[Entries from a dataset]
>>
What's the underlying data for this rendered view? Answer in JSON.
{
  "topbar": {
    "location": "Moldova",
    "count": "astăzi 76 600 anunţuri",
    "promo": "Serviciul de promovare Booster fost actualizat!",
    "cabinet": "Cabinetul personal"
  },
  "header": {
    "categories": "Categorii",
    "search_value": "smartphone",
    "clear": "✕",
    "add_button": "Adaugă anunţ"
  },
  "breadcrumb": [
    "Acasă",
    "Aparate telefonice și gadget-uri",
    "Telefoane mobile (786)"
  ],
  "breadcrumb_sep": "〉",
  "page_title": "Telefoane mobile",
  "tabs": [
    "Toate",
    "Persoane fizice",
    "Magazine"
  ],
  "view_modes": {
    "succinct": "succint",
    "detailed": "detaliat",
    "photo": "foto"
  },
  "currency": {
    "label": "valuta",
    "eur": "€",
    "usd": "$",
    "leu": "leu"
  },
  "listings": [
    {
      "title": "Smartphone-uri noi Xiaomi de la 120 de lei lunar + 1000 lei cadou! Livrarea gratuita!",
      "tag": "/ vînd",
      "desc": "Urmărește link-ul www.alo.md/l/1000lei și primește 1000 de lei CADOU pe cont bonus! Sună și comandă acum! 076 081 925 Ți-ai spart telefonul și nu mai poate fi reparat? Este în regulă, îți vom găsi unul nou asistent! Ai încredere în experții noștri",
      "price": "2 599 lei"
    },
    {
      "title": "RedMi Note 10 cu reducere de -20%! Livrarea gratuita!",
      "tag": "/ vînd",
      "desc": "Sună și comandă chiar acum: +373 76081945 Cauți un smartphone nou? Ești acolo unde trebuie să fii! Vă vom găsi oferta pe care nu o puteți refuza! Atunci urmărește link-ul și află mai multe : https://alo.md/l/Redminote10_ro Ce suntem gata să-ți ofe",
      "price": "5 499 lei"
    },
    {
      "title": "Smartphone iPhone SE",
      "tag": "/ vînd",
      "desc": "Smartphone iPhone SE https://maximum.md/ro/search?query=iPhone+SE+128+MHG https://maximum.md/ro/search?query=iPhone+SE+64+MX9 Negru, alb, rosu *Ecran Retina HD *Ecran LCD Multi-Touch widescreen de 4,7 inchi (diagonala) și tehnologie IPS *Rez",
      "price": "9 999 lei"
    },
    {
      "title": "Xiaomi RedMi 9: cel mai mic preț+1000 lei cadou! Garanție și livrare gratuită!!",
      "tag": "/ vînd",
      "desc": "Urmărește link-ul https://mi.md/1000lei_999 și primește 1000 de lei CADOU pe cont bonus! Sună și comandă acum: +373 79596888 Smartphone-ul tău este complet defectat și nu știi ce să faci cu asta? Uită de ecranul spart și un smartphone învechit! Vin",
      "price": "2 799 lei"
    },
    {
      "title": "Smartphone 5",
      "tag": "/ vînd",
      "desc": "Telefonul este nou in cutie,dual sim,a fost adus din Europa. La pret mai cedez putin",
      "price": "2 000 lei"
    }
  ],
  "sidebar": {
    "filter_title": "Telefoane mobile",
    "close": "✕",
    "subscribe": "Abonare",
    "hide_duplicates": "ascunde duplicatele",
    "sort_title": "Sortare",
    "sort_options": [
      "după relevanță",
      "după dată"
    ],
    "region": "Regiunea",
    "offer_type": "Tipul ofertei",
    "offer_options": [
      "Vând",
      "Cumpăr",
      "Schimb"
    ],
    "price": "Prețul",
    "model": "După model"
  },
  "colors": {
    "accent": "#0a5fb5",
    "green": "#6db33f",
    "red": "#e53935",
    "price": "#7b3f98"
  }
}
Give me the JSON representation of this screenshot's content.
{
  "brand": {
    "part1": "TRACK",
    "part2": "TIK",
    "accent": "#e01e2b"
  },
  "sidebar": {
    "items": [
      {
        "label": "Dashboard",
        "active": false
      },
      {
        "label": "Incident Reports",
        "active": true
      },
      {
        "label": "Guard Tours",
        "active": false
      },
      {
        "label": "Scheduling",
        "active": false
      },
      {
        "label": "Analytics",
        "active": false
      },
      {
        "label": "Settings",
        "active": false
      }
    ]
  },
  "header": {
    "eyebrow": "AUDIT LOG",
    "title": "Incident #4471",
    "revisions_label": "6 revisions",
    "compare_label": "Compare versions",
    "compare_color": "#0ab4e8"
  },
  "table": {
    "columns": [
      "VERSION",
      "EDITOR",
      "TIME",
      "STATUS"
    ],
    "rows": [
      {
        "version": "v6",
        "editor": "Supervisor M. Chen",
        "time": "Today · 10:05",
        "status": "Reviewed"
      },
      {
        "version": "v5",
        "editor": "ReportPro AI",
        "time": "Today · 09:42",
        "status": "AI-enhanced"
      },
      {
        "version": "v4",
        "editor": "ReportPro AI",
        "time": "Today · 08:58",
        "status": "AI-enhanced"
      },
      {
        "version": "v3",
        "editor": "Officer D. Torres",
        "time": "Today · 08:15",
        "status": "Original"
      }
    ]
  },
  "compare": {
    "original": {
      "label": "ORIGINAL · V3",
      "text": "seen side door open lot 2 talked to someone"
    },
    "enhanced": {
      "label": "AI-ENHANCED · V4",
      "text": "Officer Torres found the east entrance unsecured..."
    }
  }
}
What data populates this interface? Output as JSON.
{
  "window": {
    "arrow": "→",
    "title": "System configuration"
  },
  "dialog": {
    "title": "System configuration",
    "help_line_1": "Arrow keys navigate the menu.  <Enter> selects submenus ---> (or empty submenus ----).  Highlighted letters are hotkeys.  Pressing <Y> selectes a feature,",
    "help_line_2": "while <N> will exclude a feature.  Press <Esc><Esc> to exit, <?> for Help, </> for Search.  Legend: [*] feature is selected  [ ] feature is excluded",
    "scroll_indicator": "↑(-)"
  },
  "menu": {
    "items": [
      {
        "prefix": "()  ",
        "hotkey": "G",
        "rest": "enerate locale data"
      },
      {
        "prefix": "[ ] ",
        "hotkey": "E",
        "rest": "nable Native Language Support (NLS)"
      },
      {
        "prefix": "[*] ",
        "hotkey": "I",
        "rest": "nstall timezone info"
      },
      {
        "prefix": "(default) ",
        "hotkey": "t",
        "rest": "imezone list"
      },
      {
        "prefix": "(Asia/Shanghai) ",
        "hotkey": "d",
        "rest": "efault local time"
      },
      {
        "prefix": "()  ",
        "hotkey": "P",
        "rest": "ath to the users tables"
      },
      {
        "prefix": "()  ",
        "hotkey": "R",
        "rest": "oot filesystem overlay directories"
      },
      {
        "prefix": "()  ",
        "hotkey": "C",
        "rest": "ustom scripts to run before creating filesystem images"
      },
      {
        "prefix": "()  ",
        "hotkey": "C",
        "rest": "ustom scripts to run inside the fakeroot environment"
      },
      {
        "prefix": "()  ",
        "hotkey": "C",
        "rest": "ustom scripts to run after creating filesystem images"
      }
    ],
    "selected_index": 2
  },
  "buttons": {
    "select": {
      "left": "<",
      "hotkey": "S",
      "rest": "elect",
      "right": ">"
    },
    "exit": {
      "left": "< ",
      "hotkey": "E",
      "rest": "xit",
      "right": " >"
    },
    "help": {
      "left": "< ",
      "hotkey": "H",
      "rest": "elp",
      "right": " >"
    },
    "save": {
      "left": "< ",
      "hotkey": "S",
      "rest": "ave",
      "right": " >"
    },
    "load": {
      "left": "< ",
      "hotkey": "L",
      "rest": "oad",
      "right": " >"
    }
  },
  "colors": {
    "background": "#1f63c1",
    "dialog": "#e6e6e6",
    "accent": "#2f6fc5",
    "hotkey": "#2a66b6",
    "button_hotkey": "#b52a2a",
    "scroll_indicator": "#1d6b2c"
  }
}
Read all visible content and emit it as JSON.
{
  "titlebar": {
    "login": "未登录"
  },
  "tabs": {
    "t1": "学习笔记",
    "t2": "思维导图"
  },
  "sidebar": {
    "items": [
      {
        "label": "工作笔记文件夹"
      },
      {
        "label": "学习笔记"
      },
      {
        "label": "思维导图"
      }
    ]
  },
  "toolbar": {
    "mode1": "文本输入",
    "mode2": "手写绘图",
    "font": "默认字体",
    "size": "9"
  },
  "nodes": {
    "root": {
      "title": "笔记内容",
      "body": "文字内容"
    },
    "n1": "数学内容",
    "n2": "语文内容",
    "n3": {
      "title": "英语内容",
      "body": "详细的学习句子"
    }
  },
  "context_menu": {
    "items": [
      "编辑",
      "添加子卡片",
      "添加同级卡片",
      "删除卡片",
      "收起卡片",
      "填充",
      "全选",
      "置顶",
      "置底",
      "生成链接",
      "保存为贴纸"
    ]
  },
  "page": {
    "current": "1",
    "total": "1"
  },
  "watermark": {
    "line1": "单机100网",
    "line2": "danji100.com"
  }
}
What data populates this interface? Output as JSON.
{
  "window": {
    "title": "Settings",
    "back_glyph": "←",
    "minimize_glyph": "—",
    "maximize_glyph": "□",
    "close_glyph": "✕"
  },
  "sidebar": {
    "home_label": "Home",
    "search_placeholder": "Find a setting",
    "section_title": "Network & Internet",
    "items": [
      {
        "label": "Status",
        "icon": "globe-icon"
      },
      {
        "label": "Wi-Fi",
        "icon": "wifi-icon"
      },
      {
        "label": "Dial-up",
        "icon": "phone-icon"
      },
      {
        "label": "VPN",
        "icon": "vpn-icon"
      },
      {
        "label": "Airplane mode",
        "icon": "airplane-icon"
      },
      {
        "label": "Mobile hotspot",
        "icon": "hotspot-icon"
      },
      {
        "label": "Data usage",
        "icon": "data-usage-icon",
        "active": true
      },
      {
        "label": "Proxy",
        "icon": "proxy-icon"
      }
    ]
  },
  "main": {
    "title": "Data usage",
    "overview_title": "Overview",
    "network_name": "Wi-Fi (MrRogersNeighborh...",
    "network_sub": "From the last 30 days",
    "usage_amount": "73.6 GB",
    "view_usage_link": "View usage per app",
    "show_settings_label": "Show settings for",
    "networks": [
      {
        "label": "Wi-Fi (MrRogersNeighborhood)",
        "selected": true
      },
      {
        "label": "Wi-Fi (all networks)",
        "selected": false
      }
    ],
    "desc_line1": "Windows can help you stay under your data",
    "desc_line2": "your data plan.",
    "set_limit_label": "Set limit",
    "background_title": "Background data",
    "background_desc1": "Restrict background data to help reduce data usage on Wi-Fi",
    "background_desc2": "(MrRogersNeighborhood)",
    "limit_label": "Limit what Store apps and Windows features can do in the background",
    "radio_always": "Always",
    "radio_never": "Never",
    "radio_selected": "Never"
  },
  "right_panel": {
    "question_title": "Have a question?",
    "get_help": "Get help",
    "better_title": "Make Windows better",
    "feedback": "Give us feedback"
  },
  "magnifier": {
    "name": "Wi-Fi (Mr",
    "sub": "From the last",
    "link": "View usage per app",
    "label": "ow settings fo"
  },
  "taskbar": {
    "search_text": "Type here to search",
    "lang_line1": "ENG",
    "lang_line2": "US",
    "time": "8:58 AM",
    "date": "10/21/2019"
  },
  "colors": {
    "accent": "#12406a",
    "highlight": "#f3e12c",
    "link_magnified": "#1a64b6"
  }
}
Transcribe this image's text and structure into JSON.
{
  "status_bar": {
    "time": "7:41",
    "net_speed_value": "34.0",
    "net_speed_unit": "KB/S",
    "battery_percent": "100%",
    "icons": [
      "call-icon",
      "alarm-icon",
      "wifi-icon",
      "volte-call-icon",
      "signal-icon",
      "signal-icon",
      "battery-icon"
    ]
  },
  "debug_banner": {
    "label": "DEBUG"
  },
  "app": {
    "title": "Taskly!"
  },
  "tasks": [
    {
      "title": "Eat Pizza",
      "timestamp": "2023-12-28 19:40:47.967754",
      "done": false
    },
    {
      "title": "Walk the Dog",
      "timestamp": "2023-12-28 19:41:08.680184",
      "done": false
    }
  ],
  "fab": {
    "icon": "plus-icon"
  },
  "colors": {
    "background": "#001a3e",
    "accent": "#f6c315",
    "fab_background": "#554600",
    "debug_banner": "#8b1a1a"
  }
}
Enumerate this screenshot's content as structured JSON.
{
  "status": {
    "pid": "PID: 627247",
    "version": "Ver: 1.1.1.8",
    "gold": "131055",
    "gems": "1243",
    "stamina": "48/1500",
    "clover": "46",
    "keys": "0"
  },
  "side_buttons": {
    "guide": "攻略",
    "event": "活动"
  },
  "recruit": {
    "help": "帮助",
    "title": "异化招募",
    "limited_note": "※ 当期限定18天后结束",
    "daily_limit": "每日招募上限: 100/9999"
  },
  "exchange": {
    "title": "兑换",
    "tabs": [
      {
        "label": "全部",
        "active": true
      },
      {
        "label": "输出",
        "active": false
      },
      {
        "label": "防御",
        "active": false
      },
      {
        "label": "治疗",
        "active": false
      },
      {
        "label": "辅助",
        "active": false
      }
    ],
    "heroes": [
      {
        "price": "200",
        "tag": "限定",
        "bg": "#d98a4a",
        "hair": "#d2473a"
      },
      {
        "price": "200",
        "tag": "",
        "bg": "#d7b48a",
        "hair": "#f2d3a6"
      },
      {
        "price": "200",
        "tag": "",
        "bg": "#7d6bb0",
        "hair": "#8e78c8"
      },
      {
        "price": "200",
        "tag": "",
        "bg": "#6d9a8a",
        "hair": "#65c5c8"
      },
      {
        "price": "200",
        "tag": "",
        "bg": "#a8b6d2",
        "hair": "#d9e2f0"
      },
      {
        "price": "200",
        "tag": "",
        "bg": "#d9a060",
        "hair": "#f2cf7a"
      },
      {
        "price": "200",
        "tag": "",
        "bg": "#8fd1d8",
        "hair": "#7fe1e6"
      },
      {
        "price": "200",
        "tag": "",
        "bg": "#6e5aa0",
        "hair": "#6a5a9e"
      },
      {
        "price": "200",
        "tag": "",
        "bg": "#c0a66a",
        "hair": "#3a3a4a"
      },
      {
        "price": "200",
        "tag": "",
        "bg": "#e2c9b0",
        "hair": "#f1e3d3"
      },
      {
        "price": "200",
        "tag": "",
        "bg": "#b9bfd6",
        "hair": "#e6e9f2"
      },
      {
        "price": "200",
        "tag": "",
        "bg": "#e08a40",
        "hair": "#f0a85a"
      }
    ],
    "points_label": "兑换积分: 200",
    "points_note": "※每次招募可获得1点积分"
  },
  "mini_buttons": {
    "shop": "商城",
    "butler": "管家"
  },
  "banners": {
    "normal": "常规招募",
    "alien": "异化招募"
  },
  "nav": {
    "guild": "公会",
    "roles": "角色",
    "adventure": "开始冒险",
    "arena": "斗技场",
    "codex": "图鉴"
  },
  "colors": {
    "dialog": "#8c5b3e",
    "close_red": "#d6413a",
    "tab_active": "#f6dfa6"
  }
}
<<
Report the number of lines holding the string "filesystem", without any other words.

3